Provided data:
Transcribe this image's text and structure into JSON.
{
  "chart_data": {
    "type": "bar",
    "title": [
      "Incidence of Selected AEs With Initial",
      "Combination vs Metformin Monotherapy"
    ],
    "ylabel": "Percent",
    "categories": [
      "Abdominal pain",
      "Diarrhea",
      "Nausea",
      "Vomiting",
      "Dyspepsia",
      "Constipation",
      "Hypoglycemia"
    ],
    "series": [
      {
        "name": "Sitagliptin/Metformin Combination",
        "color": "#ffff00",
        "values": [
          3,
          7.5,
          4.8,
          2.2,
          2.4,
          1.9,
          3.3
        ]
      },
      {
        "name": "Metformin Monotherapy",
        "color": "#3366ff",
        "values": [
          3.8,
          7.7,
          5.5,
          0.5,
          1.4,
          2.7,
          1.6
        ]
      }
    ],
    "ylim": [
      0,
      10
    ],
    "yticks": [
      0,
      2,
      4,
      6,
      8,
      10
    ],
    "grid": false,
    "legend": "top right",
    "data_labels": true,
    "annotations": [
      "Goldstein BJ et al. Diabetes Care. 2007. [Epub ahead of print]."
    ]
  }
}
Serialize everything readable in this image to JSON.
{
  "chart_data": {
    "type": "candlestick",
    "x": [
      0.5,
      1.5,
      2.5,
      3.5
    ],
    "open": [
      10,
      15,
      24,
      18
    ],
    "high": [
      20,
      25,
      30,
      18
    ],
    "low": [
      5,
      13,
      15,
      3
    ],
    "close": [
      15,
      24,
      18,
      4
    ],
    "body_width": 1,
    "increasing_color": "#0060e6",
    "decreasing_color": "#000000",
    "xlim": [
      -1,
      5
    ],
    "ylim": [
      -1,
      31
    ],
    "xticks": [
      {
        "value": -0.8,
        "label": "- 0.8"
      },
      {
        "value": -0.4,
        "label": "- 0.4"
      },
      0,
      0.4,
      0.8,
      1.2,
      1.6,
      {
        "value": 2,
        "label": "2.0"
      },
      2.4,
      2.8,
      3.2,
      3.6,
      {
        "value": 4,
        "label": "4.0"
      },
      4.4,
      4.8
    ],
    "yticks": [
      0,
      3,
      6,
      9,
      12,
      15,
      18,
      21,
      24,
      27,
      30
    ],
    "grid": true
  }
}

Exercise: From the line holding "Serialize everything readable" through the last line above, reproduce each line exactly and add nothing.

Result of the task:
Serialize everything readable in this image to JSON.
{
  "chart_data": {
    "type": "candlestick",
    "x": [
      0.5,
      1.5,
      2.5,
      3.5
    ],
    "open": [
      10,
      15,
      24,
      18
    ],
    "high": [
      20,
      25,
      30,
      18
    ],
    "low": [
      5,
      13,
      15,
      3
    ],
    "close": [
      15,
      24,
      18,
      4
    ],
    "body_width": 1,
    "increasing_color": "#0060e6",
    "decreasing_color": "#000000",
    "xlim": [
      -1,
      5
    ],
    "ylim": [
      -1,
      31
    ],
    "xticks": [
      {
        "value": -0.8,
        "label": "- 0.8"
      },
      {
        "value": -0.4,
        "label": "- 0.4"
      },
      0,
      0.4,
      0.8,
      1.2,
      1.6,
      {
        "value": 2,
        "label": "2.0"
      },
      2.4,
      2.8,
      3.2,
      3.6,
      {
        "value": 4,
        "label": "4.0"
      },
      4.4,
      4.8
    ],
    "yticks": [
      0,
      3,
      6,
      9,
      12,
      15,
      18,
      21,
      24,
      27,
      30
    ],
    "grid": true
  }
}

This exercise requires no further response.